Work to complete
Select from the records below every line that has the word "color" in it.

* * * *

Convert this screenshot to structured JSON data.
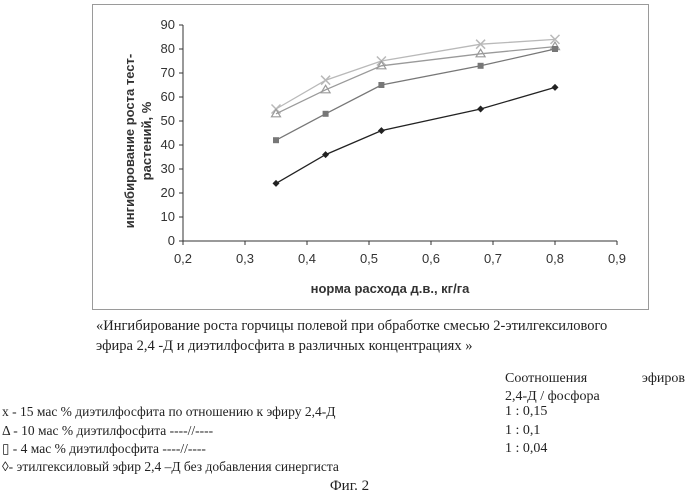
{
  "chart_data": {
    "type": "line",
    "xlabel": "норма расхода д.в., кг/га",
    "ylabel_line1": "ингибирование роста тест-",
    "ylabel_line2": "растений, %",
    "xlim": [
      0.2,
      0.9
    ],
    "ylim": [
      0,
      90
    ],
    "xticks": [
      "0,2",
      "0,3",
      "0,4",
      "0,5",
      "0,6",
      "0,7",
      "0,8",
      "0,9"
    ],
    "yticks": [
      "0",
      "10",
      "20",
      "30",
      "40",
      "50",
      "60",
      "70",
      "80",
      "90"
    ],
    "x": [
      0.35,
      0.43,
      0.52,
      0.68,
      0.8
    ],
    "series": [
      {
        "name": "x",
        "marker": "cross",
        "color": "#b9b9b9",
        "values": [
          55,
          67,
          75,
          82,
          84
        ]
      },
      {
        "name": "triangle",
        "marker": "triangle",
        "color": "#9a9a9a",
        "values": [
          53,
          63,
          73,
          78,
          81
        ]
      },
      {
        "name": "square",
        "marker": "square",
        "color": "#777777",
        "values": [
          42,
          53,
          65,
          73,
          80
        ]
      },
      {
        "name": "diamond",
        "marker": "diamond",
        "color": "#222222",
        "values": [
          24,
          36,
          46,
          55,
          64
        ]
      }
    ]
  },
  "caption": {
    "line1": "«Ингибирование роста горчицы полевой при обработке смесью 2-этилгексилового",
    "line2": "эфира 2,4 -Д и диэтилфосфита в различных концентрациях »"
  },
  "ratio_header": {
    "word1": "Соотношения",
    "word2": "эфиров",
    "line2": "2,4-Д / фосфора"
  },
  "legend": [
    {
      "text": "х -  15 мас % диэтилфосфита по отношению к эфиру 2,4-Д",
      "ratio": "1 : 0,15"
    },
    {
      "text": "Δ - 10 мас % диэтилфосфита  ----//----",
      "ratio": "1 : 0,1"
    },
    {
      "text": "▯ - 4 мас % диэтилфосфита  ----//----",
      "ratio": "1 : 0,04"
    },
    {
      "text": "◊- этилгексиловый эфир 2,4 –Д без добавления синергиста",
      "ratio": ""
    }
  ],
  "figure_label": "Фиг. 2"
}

* * * *

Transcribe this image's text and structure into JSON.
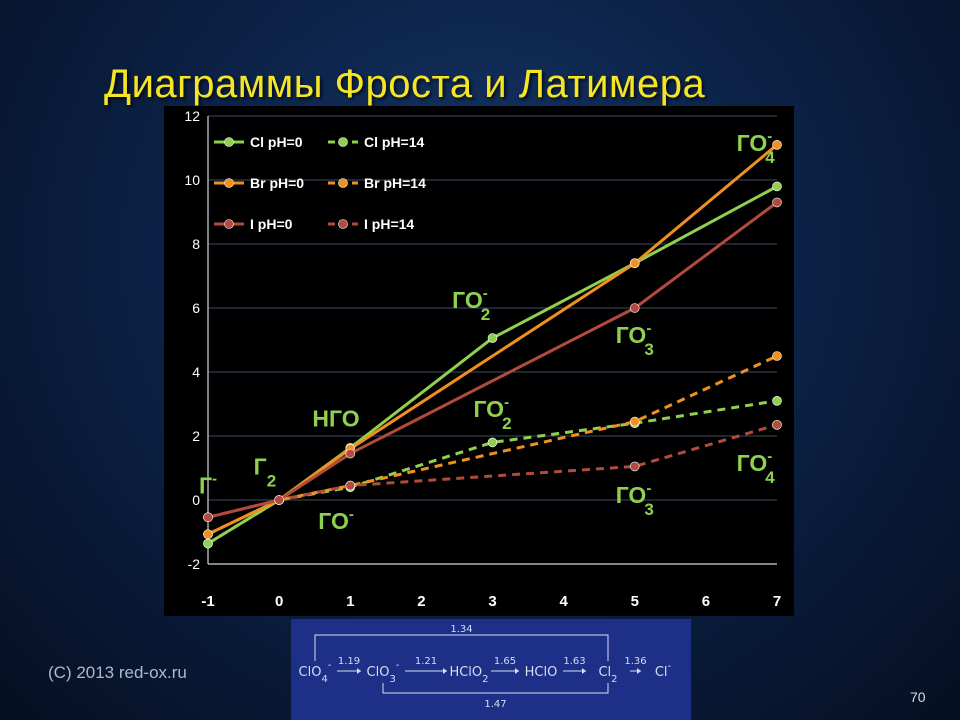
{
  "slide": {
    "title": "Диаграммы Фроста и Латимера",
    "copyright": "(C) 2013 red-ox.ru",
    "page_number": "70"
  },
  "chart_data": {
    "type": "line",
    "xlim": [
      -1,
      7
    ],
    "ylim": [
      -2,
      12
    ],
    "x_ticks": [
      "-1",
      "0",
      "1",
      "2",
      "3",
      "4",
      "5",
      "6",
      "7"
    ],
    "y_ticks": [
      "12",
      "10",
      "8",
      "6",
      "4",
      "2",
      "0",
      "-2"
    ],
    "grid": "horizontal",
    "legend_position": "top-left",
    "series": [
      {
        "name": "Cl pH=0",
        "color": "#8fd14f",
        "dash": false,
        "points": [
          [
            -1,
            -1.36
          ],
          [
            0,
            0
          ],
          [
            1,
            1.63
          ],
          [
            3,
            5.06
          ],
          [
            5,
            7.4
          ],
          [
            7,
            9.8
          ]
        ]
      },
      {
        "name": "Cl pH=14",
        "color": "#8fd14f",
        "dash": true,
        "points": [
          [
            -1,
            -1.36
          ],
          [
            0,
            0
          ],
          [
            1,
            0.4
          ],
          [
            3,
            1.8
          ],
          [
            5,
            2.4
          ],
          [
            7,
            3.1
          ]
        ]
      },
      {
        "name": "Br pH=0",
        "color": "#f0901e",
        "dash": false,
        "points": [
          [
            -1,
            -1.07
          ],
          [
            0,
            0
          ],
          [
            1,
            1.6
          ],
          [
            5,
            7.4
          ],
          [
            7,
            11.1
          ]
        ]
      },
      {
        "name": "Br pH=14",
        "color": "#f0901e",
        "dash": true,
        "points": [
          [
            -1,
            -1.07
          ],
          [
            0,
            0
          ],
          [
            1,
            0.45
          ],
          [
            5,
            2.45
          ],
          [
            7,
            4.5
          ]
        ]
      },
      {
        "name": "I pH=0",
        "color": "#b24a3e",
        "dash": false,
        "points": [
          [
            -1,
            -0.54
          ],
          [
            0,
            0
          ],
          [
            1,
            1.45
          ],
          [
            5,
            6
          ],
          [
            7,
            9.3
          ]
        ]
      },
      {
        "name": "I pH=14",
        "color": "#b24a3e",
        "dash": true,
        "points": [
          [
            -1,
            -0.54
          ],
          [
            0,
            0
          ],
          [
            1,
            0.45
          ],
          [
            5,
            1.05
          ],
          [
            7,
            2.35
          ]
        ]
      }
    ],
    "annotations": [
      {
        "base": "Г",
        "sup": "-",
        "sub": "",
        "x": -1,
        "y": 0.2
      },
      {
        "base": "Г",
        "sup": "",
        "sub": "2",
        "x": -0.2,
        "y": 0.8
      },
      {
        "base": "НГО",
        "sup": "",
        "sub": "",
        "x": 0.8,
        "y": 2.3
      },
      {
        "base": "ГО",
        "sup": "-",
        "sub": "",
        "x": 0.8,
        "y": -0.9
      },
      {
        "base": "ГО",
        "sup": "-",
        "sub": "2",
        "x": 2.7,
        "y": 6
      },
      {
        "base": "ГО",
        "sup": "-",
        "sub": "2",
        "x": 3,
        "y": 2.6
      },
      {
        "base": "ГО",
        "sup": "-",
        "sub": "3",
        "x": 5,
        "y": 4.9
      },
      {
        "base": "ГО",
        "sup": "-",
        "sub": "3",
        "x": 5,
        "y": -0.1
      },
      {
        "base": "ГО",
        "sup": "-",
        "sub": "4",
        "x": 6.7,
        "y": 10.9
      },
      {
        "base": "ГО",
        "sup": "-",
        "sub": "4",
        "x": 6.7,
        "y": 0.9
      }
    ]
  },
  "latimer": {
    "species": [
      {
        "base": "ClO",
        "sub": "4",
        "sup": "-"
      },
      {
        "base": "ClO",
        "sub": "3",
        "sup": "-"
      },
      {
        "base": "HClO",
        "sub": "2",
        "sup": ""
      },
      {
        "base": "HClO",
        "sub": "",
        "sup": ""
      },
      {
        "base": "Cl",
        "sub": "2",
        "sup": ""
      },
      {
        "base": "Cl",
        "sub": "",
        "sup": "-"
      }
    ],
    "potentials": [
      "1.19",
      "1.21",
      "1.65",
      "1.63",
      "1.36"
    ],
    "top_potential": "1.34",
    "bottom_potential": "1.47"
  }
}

* * * *

Expected output
        "color": "#b9b9b9",
        "color": "#9a9a9a",
        "color": "#777777",
        "color": "#222222",
        "color": "#8fd14f",
        "color": "#8fd14f",
        "color": "#f0901e",
        "color": "#f0901e",
        "color": "#b24a3e",
        "color": "#b24a3e",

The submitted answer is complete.